**Exercise goal:** Repeat the records word for word, excluding any picture.

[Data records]
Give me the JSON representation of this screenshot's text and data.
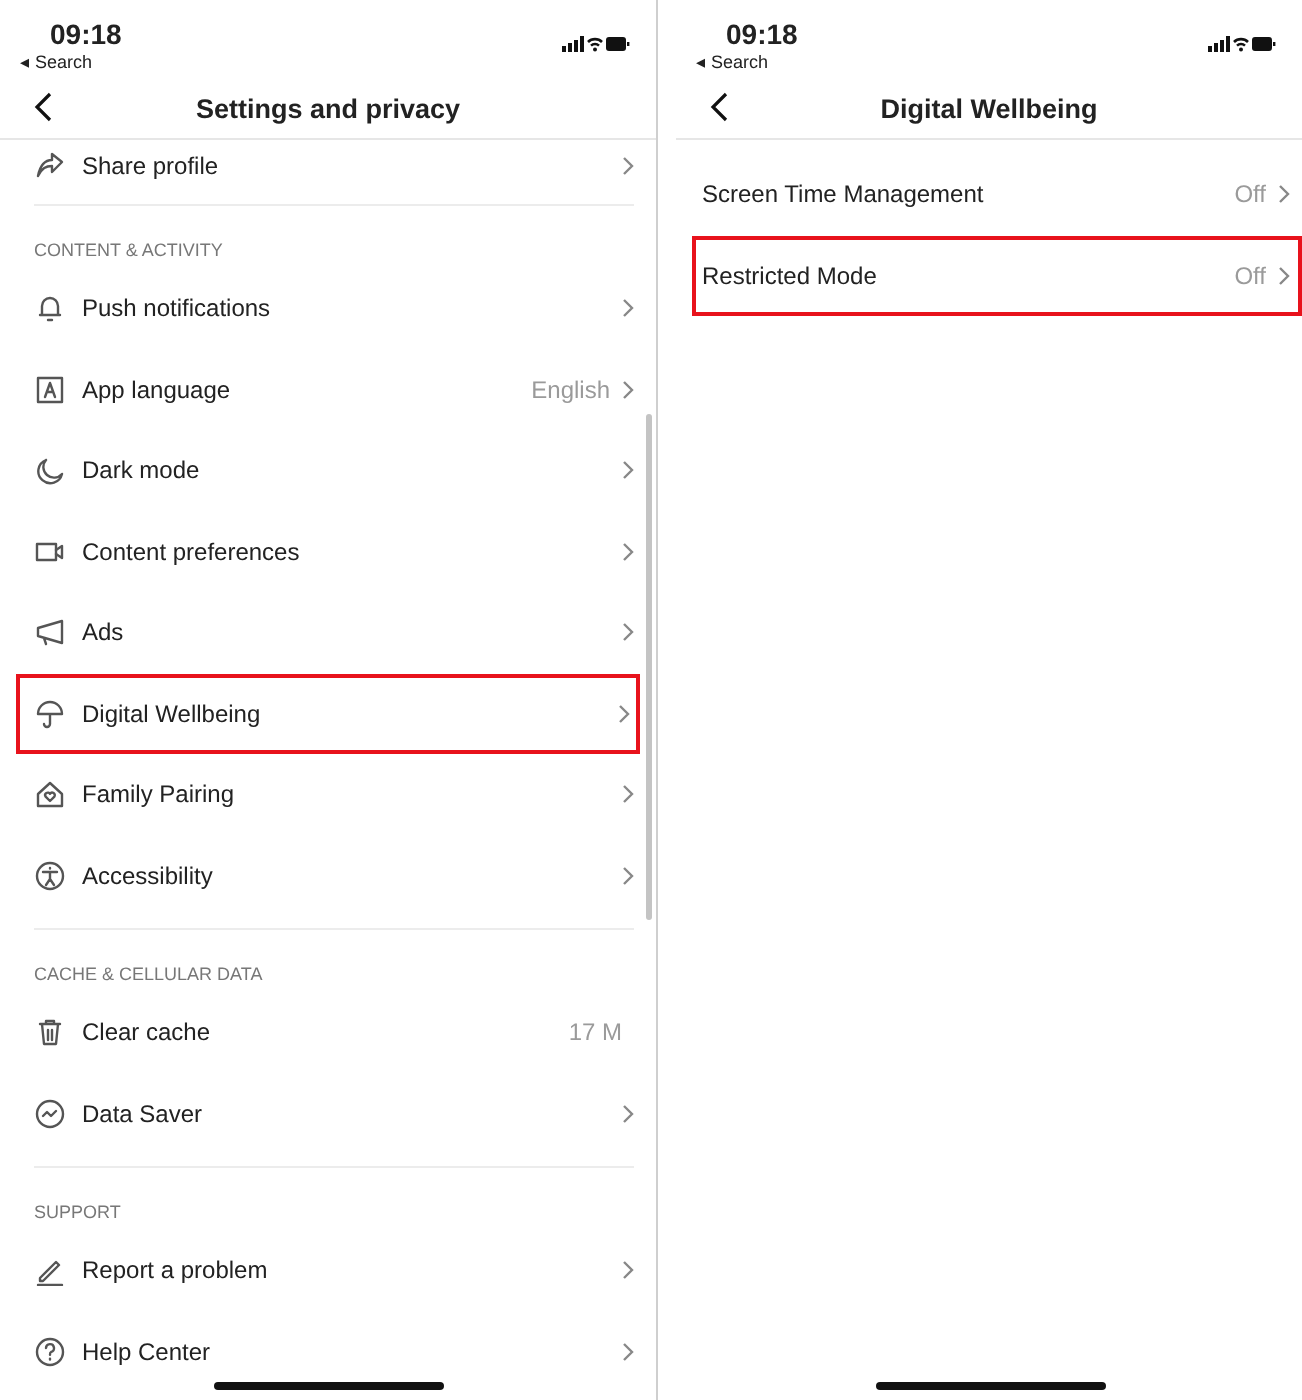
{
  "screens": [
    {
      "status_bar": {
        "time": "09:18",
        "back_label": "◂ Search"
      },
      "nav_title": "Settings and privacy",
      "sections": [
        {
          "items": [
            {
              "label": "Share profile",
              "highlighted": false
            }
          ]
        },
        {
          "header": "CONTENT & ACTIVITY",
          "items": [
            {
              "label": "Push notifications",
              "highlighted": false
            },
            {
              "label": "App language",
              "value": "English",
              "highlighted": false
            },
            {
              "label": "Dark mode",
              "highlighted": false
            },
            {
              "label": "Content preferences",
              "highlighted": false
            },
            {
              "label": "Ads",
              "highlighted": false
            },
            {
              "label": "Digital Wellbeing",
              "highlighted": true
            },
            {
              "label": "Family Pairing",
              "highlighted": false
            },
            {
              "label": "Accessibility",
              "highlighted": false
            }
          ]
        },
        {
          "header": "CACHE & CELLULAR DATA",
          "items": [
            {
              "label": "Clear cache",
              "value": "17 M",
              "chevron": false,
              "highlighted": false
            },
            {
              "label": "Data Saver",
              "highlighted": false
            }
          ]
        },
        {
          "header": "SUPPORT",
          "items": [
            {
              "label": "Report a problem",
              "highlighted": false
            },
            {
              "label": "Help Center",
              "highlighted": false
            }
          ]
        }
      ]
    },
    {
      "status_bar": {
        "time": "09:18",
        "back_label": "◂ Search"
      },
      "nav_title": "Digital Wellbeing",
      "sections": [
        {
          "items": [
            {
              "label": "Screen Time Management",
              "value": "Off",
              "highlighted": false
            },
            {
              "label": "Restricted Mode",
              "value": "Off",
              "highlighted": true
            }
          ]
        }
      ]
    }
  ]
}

**Written solution:**
Give me the JSON representation of this screenshot's text and data.
{
  "screens": [
    {
      "status_bar": {
        "time": "09:18",
        "back_label": "◂ Search"
      },
      "nav_title": "Settings and privacy",
      "sections": [
        {
          "items": [
            {
              "label": "Share profile",
              "highlighted": false
            }
          ]
        },
        {
          "header": "CONTENT & ACTIVITY",
          "items": [
            {
              "label": "Push notifications",
              "highlighted": false
            },
            {
              "label": "App language",
              "value": "English",
              "highlighted": false
            },
            {
              "label": "Dark mode",
              "highlighted": false
            },
            {
              "label": "Content preferences",
              "highlighted": false
            },
            {
              "label": "Ads",
              "highlighted": false
            },
            {
              "label": "Digital Wellbeing",
              "highlighted": true
            },
            {
              "label": "Family Pairing",
              "highlighted": false
            },
            {
              "label": "Accessibility",
              "highlighted": false
            }
          ]
        },
        {
          "header": "CACHE & CELLULAR DATA",
          "items": [
            {
              "label": "Clear cache",
              "value": "17 M",
              "chevron": false,
              "highlighted": false
            },
            {
              "label": "Data Saver",
              "highlighted": false
            }
          ]
        },
        {
          "header": "SUPPORT",
          "items": [
            {
              "label": "Report a problem",
              "highlighted": false
            },
            {
              "label": "Help Center",
              "highlighted": false
            }
          ]
        }
      ]
    },
    {
      "status_bar": {
        "time": "09:18",
        "back_label": "◂ Search"
      },
      "nav_title": "Digital Wellbeing",
      "sections": [
        {
          "items": [
            {
              "label": "Screen Time Management",
              "value": "Off",
              "highlighted": false
            },
            {
              "label": "Restricted Mode",
              "value": "Off",
              "highlighted": true
            }
          ]
        }
      ]
    }
  ]
}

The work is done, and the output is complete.